## Begin
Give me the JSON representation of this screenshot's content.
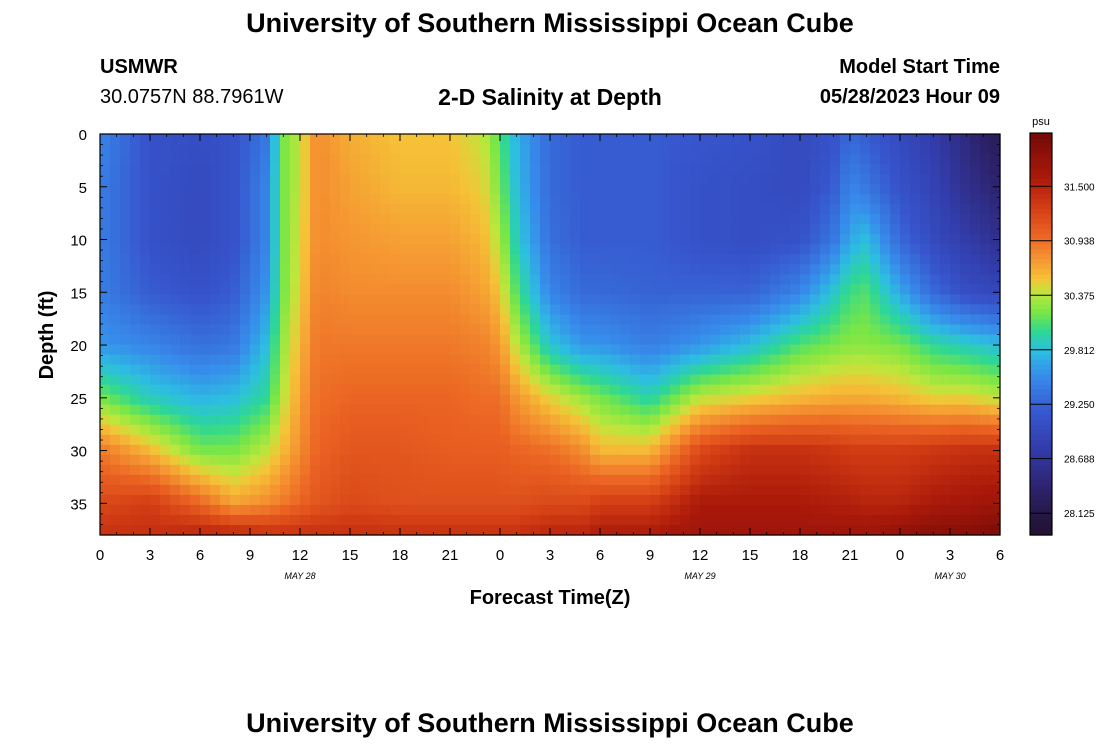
{
  "header": {
    "title": "University of Southern Mississippi Ocean Cube",
    "station": "USMWR",
    "coords": "30.0757N  88.7961W",
    "subtitle": "2-D Salinity at Depth",
    "model_start_label": "Model Start Time",
    "model_start_value": "05/28/2023 Hour 09"
  },
  "footer": {
    "title": "University of Southern Mississippi Ocean Cube"
  },
  "chart_data": {
    "type": "heatmap",
    "title": "2-D Salinity at Depth",
    "xlabel": "Forecast Time(Z)",
    "ylabel": "Depth (ft)",
    "xlim": [
      0,
      54
    ],
    "ylim": [
      0,
      38
    ],
    "x_tick_labels": [
      "0",
      "3",
      "6",
      "9",
      "12",
      "15",
      "18",
      "21",
      "0",
      "3",
      "6",
      "9",
      "12",
      "15",
      "18",
      "21",
      "0",
      "3",
      "6"
    ],
    "y_ticks": [
      0,
      5,
      10,
      15,
      20,
      25,
      30,
      35
    ],
    "date_labels": [
      {
        "label": "MAY 28",
        "hour": 12
      },
      {
        "label": "MAY 29",
        "hour": 36
      },
      {
        "label": "MAY 30",
        "hour": 51
      }
    ],
    "colorbar": {
      "unit": "psu",
      "min": 27.9,
      "max": 32.05,
      "ticks": [
        "31.500",
        "30.938",
        "30.375",
        "29.812",
        "29.250",
        "28.688",
        "28.125"
      ],
      "tick_values": [
        31.5,
        30.938,
        30.375,
        29.812,
        29.25,
        28.688,
        28.125
      ]
    },
    "depth_profile": [
      0,
      5,
      10,
      15,
      20,
      25,
      30,
      35,
      38
    ],
    "salinity_columns": [
      {
        "hour": 0,
        "salinity": [
          29.5,
          29.45,
          29.45,
          29.45,
          29.6,
          30.2,
          30.9,
          31.2,
          31.4
        ]
      },
      {
        "hour": 3,
        "salinity": [
          29.1,
          29.1,
          29.1,
          29.2,
          29.5,
          29.9,
          30.6,
          31.3,
          31.4
        ]
      },
      {
        "hour": 6,
        "salinity": [
          29.05,
          29.0,
          29.0,
          29.1,
          29.35,
          29.75,
          30.2,
          31.0,
          31.5
        ]
      },
      {
        "hour": 8,
        "salinity": [
          29.1,
          29.1,
          29.1,
          29.2,
          29.4,
          29.8,
          30.2,
          30.7,
          31.5
        ]
      },
      {
        "hour": 10,
        "salinity": [
          29.4,
          29.5,
          29.5,
          29.6,
          29.8,
          30.0,
          30.4,
          30.8,
          31.4
        ]
      },
      {
        "hour": 11,
        "salinity": [
          30.2,
          30.2,
          30.2,
          30.2,
          30.3,
          30.4,
          30.6,
          30.9,
          31.4
        ]
      },
      {
        "hour": 12,
        "salinity": [
          30.4,
          30.4,
          30.45,
          30.5,
          30.6,
          30.7,
          30.8,
          31.0,
          31.4
        ]
      },
      {
        "hour": 13,
        "salinity": [
          30.8,
          30.8,
          30.8,
          30.85,
          30.9,
          30.95,
          31.0,
          31.1,
          31.4
        ]
      },
      {
        "hour": 15,
        "salinity": [
          30.65,
          30.7,
          30.75,
          30.8,
          30.9,
          31.0,
          31.1,
          31.2,
          31.4
        ]
      },
      {
        "hour": 18,
        "salinity": [
          30.55,
          30.6,
          30.7,
          30.8,
          30.9,
          31.0,
          31.1,
          31.15,
          31.4
        ]
      },
      {
        "hour": 21,
        "salinity": [
          30.55,
          30.6,
          30.7,
          30.8,
          30.9,
          31.0,
          31.05,
          31.15,
          31.4
        ]
      },
      {
        "hour": 23,
        "salinity": [
          30.4,
          30.5,
          30.6,
          30.7,
          30.85,
          30.95,
          31.05,
          31.15,
          31.4
        ]
      },
      {
        "hour": 24,
        "salinity": [
          30.1,
          30.2,
          30.35,
          30.55,
          30.75,
          30.95,
          31.05,
          31.15,
          31.4
        ]
      },
      {
        "hour": 25,
        "salinity": [
          29.75,
          29.8,
          29.9,
          30.1,
          30.4,
          30.75,
          31.0,
          31.15,
          31.4
        ]
      },
      {
        "hour": 27,
        "salinity": [
          29.3,
          29.3,
          29.35,
          29.5,
          29.85,
          30.5,
          30.95,
          31.2,
          31.5
        ]
      },
      {
        "hour": 29,
        "salinity": [
          29.2,
          29.2,
          29.2,
          29.3,
          29.6,
          30.3,
          30.8,
          31.2,
          31.5
        ]
      },
      {
        "hour": 30,
        "salinity": [
          29.2,
          29.2,
          29.2,
          29.3,
          29.6,
          30.2,
          30.6,
          31.3,
          31.6
        ]
      },
      {
        "hour": 33,
        "salinity": [
          29.2,
          29.2,
          29.2,
          29.25,
          29.45,
          29.95,
          30.6,
          31.3,
          31.6
        ]
      },
      {
        "hour": 36,
        "salinity": [
          29.15,
          29.1,
          29.1,
          29.25,
          29.6,
          30.4,
          31.2,
          31.6,
          31.7
        ]
      },
      {
        "hour": 39,
        "salinity": [
          29.1,
          29.05,
          29.05,
          29.25,
          29.8,
          30.5,
          31.4,
          31.6,
          31.7
        ]
      },
      {
        "hour": 42,
        "salinity": [
          29.0,
          29.0,
          29.1,
          29.5,
          30.1,
          30.6,
          31.4,
          31.6,
          31.7
        ]
      },
      {
        "hour": 44,
        "salinity": [
          29.1,
          29.2,
          29.4,
          29.85,
          30.2,
          30.65,
          31.35,
          31.55,
          31.7
        ]
      },
      {
        "hour": 45,
        "salinity": [
          29.3,
          29.5,
          29.7,
          30.05,
          30.25,
          30.65,
          31.3,
          31.55,
          31.7
        ]
      },
      {
        "hour": 46,
        "salinity": [
          29.2,
          29.4,
          29.8,
          30.1,
          30.25,
          30.65,
          31.3,
          31.5,
          31.7
        ]
      },
      {
        "hour": 48,
        "salinity": [
          29.0,
          29.1,
          29.3,
          29.7,
          30.2,
          30.6,
          31.3,
          31.5,
          31.8
        ]
      },
      {
        "hour": 50,
        "salinity": [
          28.8,
          28.9,
          29.0,
          29.3,
          30.0,
          30.5,
          31.35,
          31.6,
          31.9
        ]
      },
      {
        "hour": 52,
        "salinity": [
          28.5,
          28.6,
          28.8,
          29.05,
          29.9,
          30.5,
          31.4,
          31.65,
          31.9
        ]
      },
      {
        "hour": 54,
        "salinity": [
          28.2,
          28.4,
          28.6,
          28.95,
          29.8,
          30.4,
          31.4,
          31.7,
          32.0
        ]
      }
    ]
  }
}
## End
Exercise requirements: Set down the records in full and exactly. Do not carry over any image.

Response:
Give me the JSON representation of this screenshot's content.
{
  "header": {
    "title": "University of Southern Mississippi Ocean Cube",
    "station": "USMWR",
    "coords": "30.0757N  88.7961W",
    "subtitle": "2-D Salinity at Depth",
    "model_start_label": "Model Start Time",
    "model_start_value": "05/28/2023 Hour 09"
  },
  "footer": {
    "title": "University of Southern Mississippi Ocean Cube"
  },
  "chart_data": {
    "type": "heatmap",
    "title": "2-D Salinity at Depth",
    "xlabel": "Forecast Time(Z)",
    "ylabel": "Depth (ft)",
    "xlim": [
      0,
      54
    ],
    "ylim": [
      0,
      38
    ],
    "x_tick_labels": [
      "0",
      "3",
      "6",
      "9",
      "12",
      "15",
      "18",
      "21",
      "0",
      "3",
      "6",
      "9",
      "12",
      "15",
      "18",
      "21",
      "0",
      "3",
      "6"
    ],
    "y_ticks": [
      0,
      5,
      10,
      15,
      20,
      25,
      30,
      35
    ],
    "date_labels": [
      {
        "label": "MAY 28",
        "hour": 12
      },
      {
        "label": "MAY 29",
        "hour": 36
      },
      {
        "label": "MAY 30",
        "hour": 51
      }
    ],
    "colorbar": {
      "unit": "psu",
      "min": 27.9,
      "max": 32.05,
      "ticks": [
        "31.500",
        "30.938",
        "30.375",
        "29.812",
        "29.250",
        "28.688",
        "28.125"
      ],
      "tick_values": [
        31.5,
        30.938,
        30.375,
        29.812,
        29.25,
        28.688,
        28.125
      ]
    },
    "depth_profile": [
      0,
      5,
      10,
      15,
      20,
      25,
      30,
      35,
      38
    ],
    "salinity_columns": [
      {
        "hour": 0,
        "salinity": [
          29.5,
          29.45,
          29.45,
          29.45,
          29.6,
          30.2,
          30.9,
          31.2,
          31.4
        ]
      },
      {
        "hour": 3,
        "salinity": [
          29.1,
          29.1,
          29.1,
          29.2,
          29.5,
          29.9,
          30.6,
          31.3,
          31.4
        ]
      },
      {
        "hour": 6,
        "salinity": [
          29.05,
          29.0,
          29.0,
          29.1,
          29.35,
          29.75,
          30.2,
          31.0,
          31.5
        ]
      },
      {
        "hour": 8,
        "salinity": [
          29.1,
          29.1,
          29.1,
          29.2,
          29.4,
          29.8,
          30.2,
          30.7,
          31.5
        ]
      },
      {
        "hour": 10,
        "salinity": [
          29.4,
          29.5,
          29.5,
          29.6,
          29.8,
          30.0,
          30.4,
          30.8,
          31.4
        ]
      },
      {
        "hour": 11,
        "salinity": [
          30.2,
          30.2,
          30.2,
          30.2,
          30.3,
          30.4,
          30.6,
          30.9,
          31.4
        ]
      },
      {
        "hour": 12,
        "salinity": [
          30.4,
          30.4,
          30.45,
          30.5,
          30.6,
          30.7,
          30.8,
          31.0,
          31.4
        ]
      },
      {
        "hour": 13,
        "salinity": [
          30.8,
          30.8,
          30.8,
          30.85,
          30.9,
          30.95,
          31.0,
          31.1,
          31.4
        ]
      },
      {
        "hour": 15,
        "salinity": [
          30.65,
          30.7,
          30.75,
          30.8,
          30.9,
          31.0,
          31.1,
          31.2,
          31.4
        ]
      },
      {
        "hour": 18,
        "salinity": [
          30.55,
          30.6,
          30.7,
          30.8,
          30.9,
          31.0,
          31.1,
          31.15,
          31.4
        ]
      },
      {
        "hour": 21,
        "salinity": [
          30.55,
          30.6,
          30.7,
          30.8,
          30.9,
          31.0,
          31.05,
          31.15,
          31.4
        ]
      },
      {
        "hour": 23,
        "salinity": [
          30.4,
          30.5,
          30.6,
          30.7,
          30.85,
          30.95,
          31.05,
          31.15,
          31.4
        ]
      },
      {
        "hour": 24,
        "salinity": [
          30.1,
          30.2,
          30.35,
          30.55,
          30.75,
          30.95,
          31.05,
          31.15,
          31.4
        ]
      },
      {
        "hour": 25,
        "salinity": [
          29.75,
          29.8,
          29.9,
          30.1,
          30.4,
          30.75,
          31.0,
          31.15,
          31.4
        ]
      },
      {
        "hour": 27,
        "salinity": [
          29.3,
          29.3,
          29.35,
          29.5,
          29.85,
          30.5,
          30.95,
          31.2,
          31.5
        ]
      },
      {
        "hour": 29,
        "salinity": [
          29.2,
          29.2,
          29.2,
          29.3,
          29.6,
          30.3,
          30.8,
          31.2,
          31.5
        ]
      },
      {
        "hour": 30,
        "salinity": [
          29.2,
          29.2,
          29.2,
          29.3,
          29.6,
          30.2,
          30.6,
          31.3,
          31.6
        ]
      },
      {
        "hour": 33,
        "salinity": [
          29.2,
          29.2,
          29.2,
          29.25,
          29.45,
          29.95,
          30.6,
          31.3,
          31.6
        ]
      },
      {
        "hour": 36,
        "salinity": [
          29.15,
          29.1,
          29.1,
          29.25,
          29.6,
          30.4,
          31.2,
          31.6,
          31.7
        ]
      },
      {
        "hour": 39,
        "salinity": [
          29.1,
          29.05,
          29.05,
          29.25,
          29.8,
          30.5,
          31.4,
          31.6,
          31.7
        ]
      },
      {
        "hour": 42,
        "salinity": [
          29.0,
          29.0,
          29.1,
          29.5,
          30.1,
          30.6,
          31.4,
          31.6,
          31.7
        ]
      },
      {
        "hour": 44,
        "salinity": [
          29.1,
          29.2,
          29.4,
          29.85,
          30.2,
          30.65,
          31.35,
          31.55,
          31.7
        ]
      },
      {
        "hour": 45,
        "salinity": [
          29.3,
          29.5,
          29.7,
          30.05,
          30.25,
          30.65,
          31.3,
          31.55,
          31.7
        ]
      },
      {
        "hour": 46,
        "salinity": [
          29.2,
          29.4,
          29.8,
          30.1,
          30.25,
          30.65,
          31.3,
          31.5,
          31.7
        ]
      },
      {
        "hour": 48,
        "salinity": [
          29.0,
          29.1,
          29.3,
          29.7,
          30.2,
          30.6,
          31.3,
          31.5,
          31.8
        ]
      },
      {
        "hour": 50,
        "salinity": [
          28.8,
          28.9,
          29.0,
          29.3,
          30.0,
          30.5,
          31.35,
          31.6,
          31.9
        ]
      },
      {
        "hour": 52,
        "salinity": [
          28.5,
          28.6,
          28.8,
          29.05,
          29.9,
          30.5,
          31.4,
          31.65,
          31.9
        ]
      },
      {
        "hour": 54,
        "salinity": [
          28.2,
          28.4,
          28.6,
          28.95,
          29.8,
          30.4,
          31.4,
          31.7,
          32.0
        ]
      }
    ]
  }
}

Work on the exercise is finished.